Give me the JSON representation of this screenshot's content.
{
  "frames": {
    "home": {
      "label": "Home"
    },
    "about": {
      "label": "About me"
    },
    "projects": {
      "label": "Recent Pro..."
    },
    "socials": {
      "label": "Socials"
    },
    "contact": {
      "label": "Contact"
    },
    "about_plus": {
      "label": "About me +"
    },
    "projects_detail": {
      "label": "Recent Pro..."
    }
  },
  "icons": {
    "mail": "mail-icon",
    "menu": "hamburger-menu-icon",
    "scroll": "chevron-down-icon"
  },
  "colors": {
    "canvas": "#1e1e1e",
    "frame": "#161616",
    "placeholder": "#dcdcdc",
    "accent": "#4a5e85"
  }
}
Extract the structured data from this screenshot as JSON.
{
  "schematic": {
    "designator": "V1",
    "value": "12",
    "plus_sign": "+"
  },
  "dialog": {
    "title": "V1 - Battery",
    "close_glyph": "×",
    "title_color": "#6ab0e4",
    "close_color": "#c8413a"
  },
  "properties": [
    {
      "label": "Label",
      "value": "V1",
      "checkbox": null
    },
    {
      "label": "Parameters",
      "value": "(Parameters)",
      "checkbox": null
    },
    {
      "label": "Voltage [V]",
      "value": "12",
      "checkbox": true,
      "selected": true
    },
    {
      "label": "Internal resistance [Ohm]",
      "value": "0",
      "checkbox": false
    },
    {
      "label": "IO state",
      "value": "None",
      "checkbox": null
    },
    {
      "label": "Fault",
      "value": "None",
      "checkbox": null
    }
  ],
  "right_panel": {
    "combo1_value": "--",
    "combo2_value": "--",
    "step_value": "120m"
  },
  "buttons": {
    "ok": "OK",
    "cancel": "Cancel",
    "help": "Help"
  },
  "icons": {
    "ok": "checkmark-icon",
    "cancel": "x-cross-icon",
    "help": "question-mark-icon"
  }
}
□ □ □ □ □
• [Task instructions]: Extract all of the data shown above and repeat it verbatim.

• [Response for this exercise]:
Give me the JSON representation of this screenshot's content.
{
  "frames": {
    "home": {
      "label": "Home"
    },
    "about": {
      "label": "About me"
    },
    "projects": {
      "label": "Recent Pro..."
    },
    "socials": {
      "label": "Socials"
    },
    "contact": {
      "label": "Contact"
    },
    "about_plus": {
      "label": "About me +"
    },
    "projects_detail": {
      "label": "Recent Pro..."
    }
  },
  "icons": {
    "mail": "mail-icon",
    "menu": "hamburger-menu-icon",
    "scroll": "chevron-down-icon"
  },
  "colors": {
    "canvas": "#1e1e1e",
    "frame": "#161616",
    "placeholder": "#dcdcdc",
    "accent": "#4a5e85"
  }
}
Extract the structured data from this screenshot as JSON.
{
  "schematic": {
    "designator": "V1",
    "value": "12",
    "plus_sign": "+"
  },
  "dialog": {
    "title": "V1 - Battery",
    "close_glyph": "×",
    "title_color": "#6ab0e4",
    "close_color": "#c8413a"
  },
  "properties": [
    {
      "label": "Label",
      "value": "V1",
      "checkbox": null
    },
    {
      "label": "Parameters",
      "value": "(Parameters)",
      "checkbox": null
    },
    {
      "label": "Voltage [V]",
      "value": "12",
      "checkbox": true,
      "selected": true
    },
    {
      "label": "Internal resistance [Ohm]",
      "value": "0",
      "checkbox": false
    },
    {
      "label": "IO state",
      "value": "None",
      "checkbox": null
    },
    {
      "label": "Fault",
      "value": "None",
      "checkbox": null
    }
  ],
  "right_panel": {
    "combo1_value": "--",
    "combo2_value": "--",
    "step_value": "120m"
  },
  "buttons": {
    "ok": "OK",
    "cancel": "Cancel",
    "help": "Help"
  },
  "icons": {
    "ok": "checkmark-icon",
    "cancel": "x-cross-icon",
    "help": "question-mark-icon"
  }
}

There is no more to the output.